_Dataset entries_
+---+

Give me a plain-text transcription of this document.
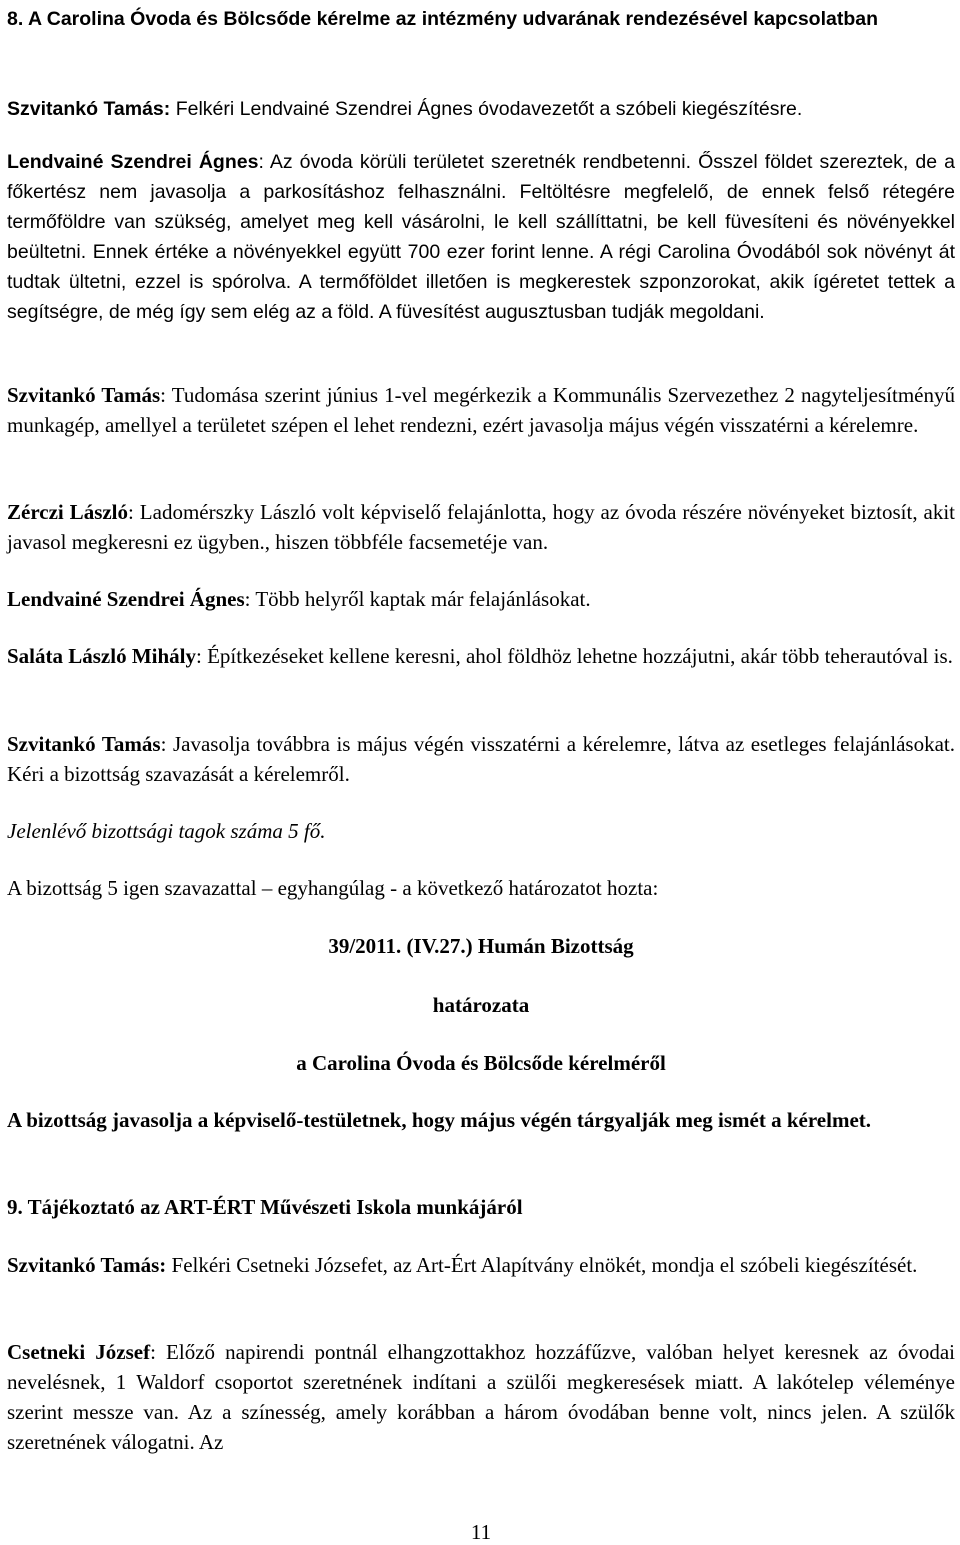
8. A Carolina Óvoda és Bölcsőde kérelme az intézmény udvarának rendezésével kapcsolatban

Szvitankó Tamás: Felkéri Lendvainé Szendrei Ágnes óvodavezetőt a szóbeli kiegészítésre.

Lendvainé Szendrei Ágnes: Az óvoda körüli területet szeretnék rendbetenni. Ősszel földet szereztek, de a főkertész nem javasolja a parkosításhoz felhasználni. Feltöltésre megfelelő, de ennek felső rétegére termőföldre van szükség, amelyet meg kell vásárolni, le kell szállíttatni, be kell füvesíteni és növényekkel beültetni. Ennek értéke a növényekkel együtt 700 ezer forint lenne. A régi Carolina Óvodából sok növényt át tudtak ültetni, ezzel is spórolva. A termőföldet illetően is megkerestek szponzorokat, akik ígéretet tettek a segítségre, de még így sem elég az a föld. A füvesítést augusztusban tudják megoldani.

Szvitankó Tamás: Tudomása szerint június 1-vel megérkezik a Kommunális Szervezethez 2 nagyteljesítményű munkagép, amellyel a területet szépen el lehet rendezni, ezért javasolja május végén visszatérni a kérelemre.

Zérczi László: Ladomérszky László volt képviselő felajánlotta, hogy az óvoda részére növényeket biztosít, akit javasol megkeresni ez ügyben., hiszen többféle facsemetéje van.

Lendvainé Szendrei Ágnes: Több helyről kaptak már felajánlásokat.

Saláta László Mihály: Építkezéseket kellene keresni, ahol földhöz lehetne hozzájutni, akár több teherautóval is.

Szvitankó Tamás: Javasolja továbbra is május végén visszatérni a kérelemre, látva az esetleges felajánlásokat. Kéri a bizottság szavazását a kérelemről.

Jelenlévő bizottsági tagok száma 5 fő.

A bizottság 5 igen szavazattal – egyhangúlag - a következő határozatot hozta:

39/2011. (IV.27.) Humán Bizottság

határozata

a Carolina Óvoda és Bölcsőde kérelméről

A bizottság javasolja a képviselő-testületnek, hogy május végén tárgyalják meg ismét a kérelmet.

9. Tájékoztató az ART-ÉRT Művészeti Iskola munkájáról

Szvitankó Tamás: Felkéri Csetneki Józsefet, az Art-Ért Alapítvány elnökét, mondja el szóbeli kiegészítését.

Csetneki József: Előző napirendi pontnál elhangzottakhoz hozzáfűzve, valóban helyet keresnek az óvodai nevelésnek, 1 Waldorf csoportot szeretnének indítani a szülői megkeresések miatt. A lakótelep véleménye szerint messze van. Az a színesség, amely korábban a három óvodában benne volt, nincs jelen. A szülők szeretnének válogatni. Az

11
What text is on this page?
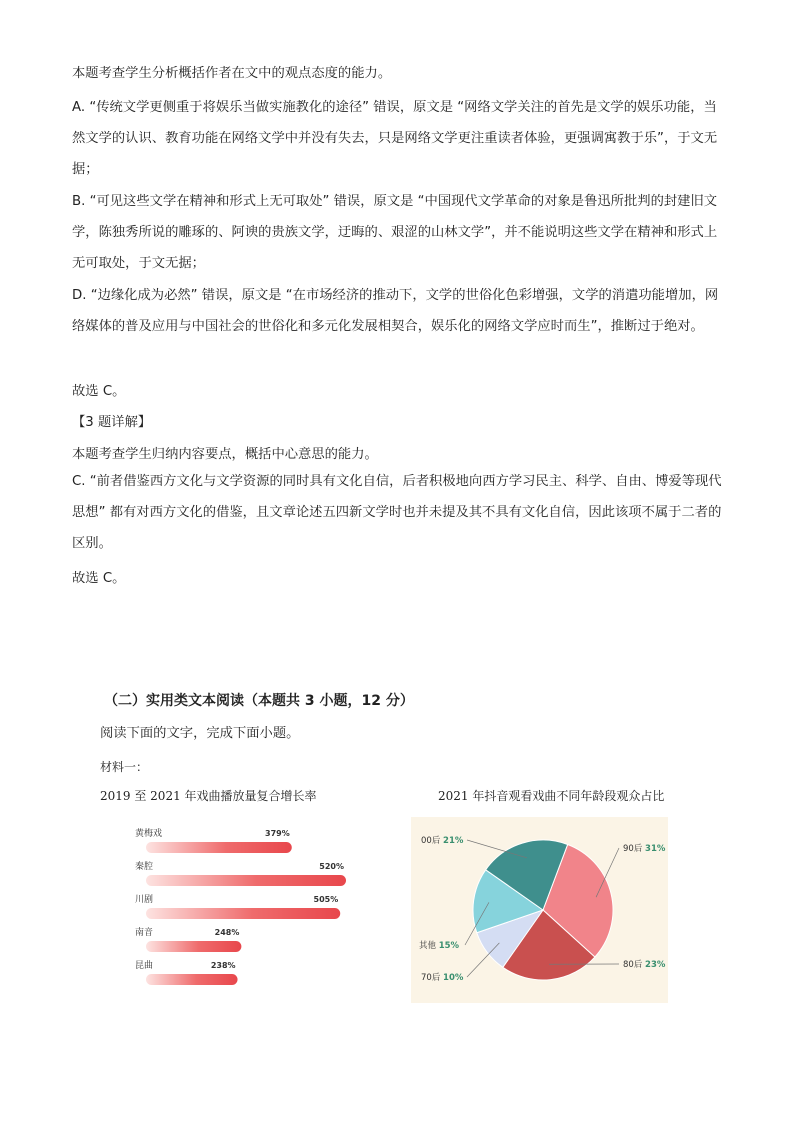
本题考查学生分析概括作者在文中的观点态度的能力。

A. “传统文学更侧重于将娱乐当做实施教化的途径” 错误，原文是 “网络文学关注的首先是文学的娱乐功能，当然文学的认识、教育功能在网络文学中并没有失去，只是网络文学更注重读者体验，更强调寓教于乐”，于文无据；

B. “可见这些文学在精神和形式上无可取处” 错误，原文是 “中国现代文学革命的对象是鲁迅所批判的封建旧文学，陈独秀所说的雕琢的、阿谀的贵族文学，迂晦的、艰涩的山林文学”，并不能说明这些文学在精神和形式上无可取处，于文无据；

D. “边缘化成为必然” 错误，原文是 “在市场经济的推动下，文学的世俗化色彩增强，文学的消遣功能增加，网络媒体的普及应用与中国社会的世俗化和多元化发展相契合，娱乐化的网络文学应时而生”，推断过于绝对。

故选 C。

【3 题详解】

本题考查学生归纳内容要点，概括中心意思的能力。

C. “前者借鉴西方文化与文学资源的同时具有文化自信，后者积极地向西方学习民主、科学、自由、博爱等现代思想” 都有对西方文化的借鉴，且文章论述五四新文学时也并未提及其不具有文化自信，因此该项不属于二者的区别。

故选 C。

（二）实用类文本阅读（本题共 3 小题，12 分）

阅读下面的文字，完成下面小题。

材料一：

2019 至 2021 年戏曲播放量复合增长率	2021 年抖音观看戏曲不同年龄段观众占比

黄梅戏	379%
秦腔	520%
川剧	505%
南音	248%
昆曲	238%
90后 31%
80后 23%
70后 10%
其他 15%
00后 21%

+---+

_Do this_
Quote the full listing above word for word; exclude every picture from the copy.

_Finished exercise_
Give me a plain-text transcription of this document.
8. A Carolina Óvoda és Bölcsőde kérelme az intézmény udvarának rendezésével kapcsolatban

Szvitankó Tamás: Felkéri Lendvainé Szendrei Ágnes óvodavezetőt a szóbeli kiegészítésre.

Lendvainé Szendrei Ágnes: Az óvoda körüli területet szeretnék rendbetenni. Ősszel földet szereztek, de a főkertész nem javasolja a parkosításhoz felhasználni. Feltöltésre megfelelő, de ennek felső rétegére termőföldre van szükség, amelyet meg kell vásárolni, le kell szállíttatni, be kell füvesíteni és növényekkel beültetni. Ennek értéke a növényekkel együtt 700 ezer forint lenne. A régi Carolina Óvodából sok növényt át tudtak ültetni, ezzel is spórolva. A termőföldet illetően is megkerestek szponzorokat, akik ígéretet tettek a segítségre, de még így sem elég az a föld. A füvesítést augusztusban tudják megoldani.

Szvitankó Tamás: Tudomása szerint június 1-vel megérkezik a Kommunális Szervezethez 2 nagyteljesítményű munkagép, amellyel a területet szépen el lehet rendezni, ezért javasolja május végén visszatérni a kérelemre.

Zérczi László: Ladomérszky László volt képviselő felajánlotta, hogy az óvoda részére növényeket biztosít, akit javasol megkeresni ez ügyben., hiszen többféle facsemetéje van.

Lendvainé Szendrei Ágnes: Több helyről kaptak már felajánlásokat.

Saláta László Mihály: Építkezéseket kellene keresni, ahol földhöz lehetne hozzájutni, akár több teherautóval is.

Szvitankó Tamás: Javasolja továbbra is május végén visszatérni a kérelemre, látva az esetleges felajánlásokat. Kéri a bizottság szavazását a kérelemről.

Jelenlévő bizottsági tagok száma 5 fő.

A bizottság 5 igen szavazattal – egyhangúlag - a következő határozatot hozta:

39/2011. (IV.27.) Humán Bizottság

határozata

a Carolina Óvoda és Bölcsőde kérelméről

A bizottság javasolja a képviselő-testületnek, hogy május végén tárgyalják meg ismét a kérelmet.

9. Tájékoztató az ART-ÉRT Művészeti Iskola munkájáról

Szvitankó Tamás: Felkéri Csetneki Józsefet, az Art-Ért Alapítvány elnökét, mondja el szóbeli kiegészítését.

Csetneki József: Előző napirendi pontnál elhangzottakhoz hozzáfűzve, valóban helyet keresnek az óvodai nevelésnek, 1 Waldorf csoportot szeretnének indítani a szülői megkeresések miatt. A lakótelep véleménye szerint messze van. Az a színesség, amely korábban a három óvodában benne volt, nincs jelen. A szülők szeretnének válogatni. Az

11
What text is on this page?
本题考查学生分析概括作者在文中的观点态度的能力。

A. “传统文学更侧重于将娱乐当做实施教化的途径” 错误，原文是 “网络文学关注的首先是文学的娱乐功能，当然文学的认识、教育功能在网络文学中并没有失去，只是网络文学更注重读者体验，更强调寓教于乐”，于文无据；

B. “可见这些文学在精神和形式上无可取处” 错误，原文是 “中国现代文学革命的对象是鲁迅所批判的封建旧文学，陈独秀所说的雕琢的、阿谀的贵族文学，迂晦的、艰涩的山林文学”，并不能说明这些文学在精神和形式上无可取处，于文无据；

D. “边缘化成为必然” 错误，原文是 “在市场经济的推动下，文学的世俗化色彩增强，文学的消遣功能增加，网络媒体的普及应用与中国社会的世俗化和多元化发展相契合，娱乐化的网络文学应时而生”，推断过于绝对。

故选 C。

【3 题详解】

本题考查学生归纳内容要点，概括中心意思的能力。

C. “前者借鉴西方文化与文学资源的同时具有文化自信，后者积极地向西方学习民主、科学、自由、博爱等现代思想” 都有对西方文化的借鉴，且文章论述五四新文学时也并未提及其不具有文化自信，因此该项不属于二者的区别。

故选 C。

（二）实用类文本阅读（本题共 3 小题，12 分）

阅读下面的文字，完成下面小题。

材料一：

2019 至 2021 年戏曲播放量复合增长率	2021 年抖音观看戏曲不同年龄段观众占比

黄梅戏	379%
秦腔	520%
川剧	505%
南音	248%
昆曲	238%
90后 31%
80后 23%
70后 10%
其他 15%
00后 21%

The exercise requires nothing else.